### DATASET ROWS

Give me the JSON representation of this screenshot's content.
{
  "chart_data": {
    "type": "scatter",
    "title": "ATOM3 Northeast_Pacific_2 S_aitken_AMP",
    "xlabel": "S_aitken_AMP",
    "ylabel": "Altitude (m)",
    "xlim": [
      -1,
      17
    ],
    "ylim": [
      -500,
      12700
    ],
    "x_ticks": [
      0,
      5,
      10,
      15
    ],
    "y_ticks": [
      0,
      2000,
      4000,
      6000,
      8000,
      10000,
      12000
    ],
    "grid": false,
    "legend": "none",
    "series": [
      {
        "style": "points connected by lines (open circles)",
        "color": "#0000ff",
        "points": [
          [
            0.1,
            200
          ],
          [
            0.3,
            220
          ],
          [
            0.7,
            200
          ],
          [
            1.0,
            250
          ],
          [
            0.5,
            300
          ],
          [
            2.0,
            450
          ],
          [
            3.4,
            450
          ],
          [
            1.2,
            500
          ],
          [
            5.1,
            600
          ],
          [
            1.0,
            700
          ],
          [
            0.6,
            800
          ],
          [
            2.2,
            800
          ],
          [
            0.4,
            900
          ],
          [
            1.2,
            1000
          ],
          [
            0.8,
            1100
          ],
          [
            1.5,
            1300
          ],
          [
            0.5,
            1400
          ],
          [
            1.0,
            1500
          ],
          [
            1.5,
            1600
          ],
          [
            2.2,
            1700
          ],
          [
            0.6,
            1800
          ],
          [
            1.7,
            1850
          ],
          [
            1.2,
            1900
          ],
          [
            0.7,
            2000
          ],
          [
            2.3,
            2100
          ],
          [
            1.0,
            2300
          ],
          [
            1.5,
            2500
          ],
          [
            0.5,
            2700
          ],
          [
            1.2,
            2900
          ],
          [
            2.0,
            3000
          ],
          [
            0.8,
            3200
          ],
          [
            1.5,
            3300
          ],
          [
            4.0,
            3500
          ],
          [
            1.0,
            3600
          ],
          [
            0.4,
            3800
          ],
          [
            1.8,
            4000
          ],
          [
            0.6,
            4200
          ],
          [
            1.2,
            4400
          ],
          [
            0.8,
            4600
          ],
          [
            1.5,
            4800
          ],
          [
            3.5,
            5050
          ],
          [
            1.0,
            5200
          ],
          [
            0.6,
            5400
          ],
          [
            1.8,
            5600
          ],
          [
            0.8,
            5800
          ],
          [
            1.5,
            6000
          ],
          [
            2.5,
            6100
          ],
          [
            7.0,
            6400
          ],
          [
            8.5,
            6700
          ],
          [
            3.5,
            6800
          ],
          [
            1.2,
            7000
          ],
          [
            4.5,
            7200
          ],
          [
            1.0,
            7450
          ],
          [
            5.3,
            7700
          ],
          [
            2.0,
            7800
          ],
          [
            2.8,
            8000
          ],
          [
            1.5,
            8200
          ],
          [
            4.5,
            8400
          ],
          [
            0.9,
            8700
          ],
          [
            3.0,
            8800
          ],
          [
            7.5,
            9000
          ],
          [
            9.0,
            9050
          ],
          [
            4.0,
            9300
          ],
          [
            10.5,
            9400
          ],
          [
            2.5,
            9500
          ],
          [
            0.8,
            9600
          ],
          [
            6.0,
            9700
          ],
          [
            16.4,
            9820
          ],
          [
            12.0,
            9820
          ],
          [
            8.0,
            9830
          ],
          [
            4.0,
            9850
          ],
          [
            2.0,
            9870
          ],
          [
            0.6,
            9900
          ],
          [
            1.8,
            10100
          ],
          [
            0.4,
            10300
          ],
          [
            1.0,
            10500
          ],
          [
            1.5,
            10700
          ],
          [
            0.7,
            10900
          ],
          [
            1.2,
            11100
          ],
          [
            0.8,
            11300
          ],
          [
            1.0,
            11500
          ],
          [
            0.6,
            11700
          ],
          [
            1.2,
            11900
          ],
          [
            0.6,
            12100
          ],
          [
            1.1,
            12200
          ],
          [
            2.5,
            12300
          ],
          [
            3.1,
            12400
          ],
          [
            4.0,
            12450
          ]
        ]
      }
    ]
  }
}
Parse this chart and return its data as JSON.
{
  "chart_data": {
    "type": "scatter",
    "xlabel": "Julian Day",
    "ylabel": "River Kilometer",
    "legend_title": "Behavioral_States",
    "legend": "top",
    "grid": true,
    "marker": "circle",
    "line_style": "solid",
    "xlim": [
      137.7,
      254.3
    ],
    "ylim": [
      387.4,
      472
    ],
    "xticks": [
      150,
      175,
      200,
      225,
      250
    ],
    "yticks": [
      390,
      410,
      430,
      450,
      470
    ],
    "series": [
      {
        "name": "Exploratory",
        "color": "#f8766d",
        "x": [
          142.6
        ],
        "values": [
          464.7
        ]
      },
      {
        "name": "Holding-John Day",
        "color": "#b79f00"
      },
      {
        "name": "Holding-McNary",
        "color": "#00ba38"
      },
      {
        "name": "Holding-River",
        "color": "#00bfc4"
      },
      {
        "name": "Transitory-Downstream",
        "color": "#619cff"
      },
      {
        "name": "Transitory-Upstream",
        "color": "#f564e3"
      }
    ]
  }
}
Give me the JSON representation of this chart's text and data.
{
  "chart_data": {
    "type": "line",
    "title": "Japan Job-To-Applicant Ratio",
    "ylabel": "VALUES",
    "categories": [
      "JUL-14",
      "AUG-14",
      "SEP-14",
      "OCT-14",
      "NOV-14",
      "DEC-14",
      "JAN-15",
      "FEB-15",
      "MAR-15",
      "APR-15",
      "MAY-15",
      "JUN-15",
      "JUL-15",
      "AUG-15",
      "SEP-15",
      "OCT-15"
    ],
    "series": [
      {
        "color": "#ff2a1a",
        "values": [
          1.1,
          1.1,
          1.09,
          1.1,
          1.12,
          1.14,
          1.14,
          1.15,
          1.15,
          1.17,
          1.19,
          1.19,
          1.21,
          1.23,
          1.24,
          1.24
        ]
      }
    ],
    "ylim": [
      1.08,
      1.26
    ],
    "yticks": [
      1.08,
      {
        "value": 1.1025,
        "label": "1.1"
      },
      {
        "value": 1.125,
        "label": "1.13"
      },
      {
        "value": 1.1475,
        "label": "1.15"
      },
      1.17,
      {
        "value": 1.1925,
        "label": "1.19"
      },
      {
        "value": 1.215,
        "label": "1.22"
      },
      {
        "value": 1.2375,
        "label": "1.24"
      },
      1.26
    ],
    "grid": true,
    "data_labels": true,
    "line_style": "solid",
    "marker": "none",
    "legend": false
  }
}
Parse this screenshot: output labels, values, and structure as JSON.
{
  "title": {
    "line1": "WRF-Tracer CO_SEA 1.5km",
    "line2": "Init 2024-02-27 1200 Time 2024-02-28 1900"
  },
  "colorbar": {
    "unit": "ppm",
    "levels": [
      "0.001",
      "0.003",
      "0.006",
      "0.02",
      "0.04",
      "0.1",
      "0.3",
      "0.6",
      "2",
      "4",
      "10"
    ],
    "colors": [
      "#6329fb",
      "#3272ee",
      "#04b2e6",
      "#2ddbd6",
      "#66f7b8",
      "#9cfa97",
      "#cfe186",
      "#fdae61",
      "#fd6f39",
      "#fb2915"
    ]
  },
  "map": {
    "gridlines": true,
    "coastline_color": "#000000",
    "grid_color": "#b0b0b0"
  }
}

### WRITTEN INSTRUCTION
From the entries above, collect every line with the string "true" in it.

### CORRECT RESULT
    "grid": true,
    "grid": true,
    "data_labels": true,
    "gridlines": true,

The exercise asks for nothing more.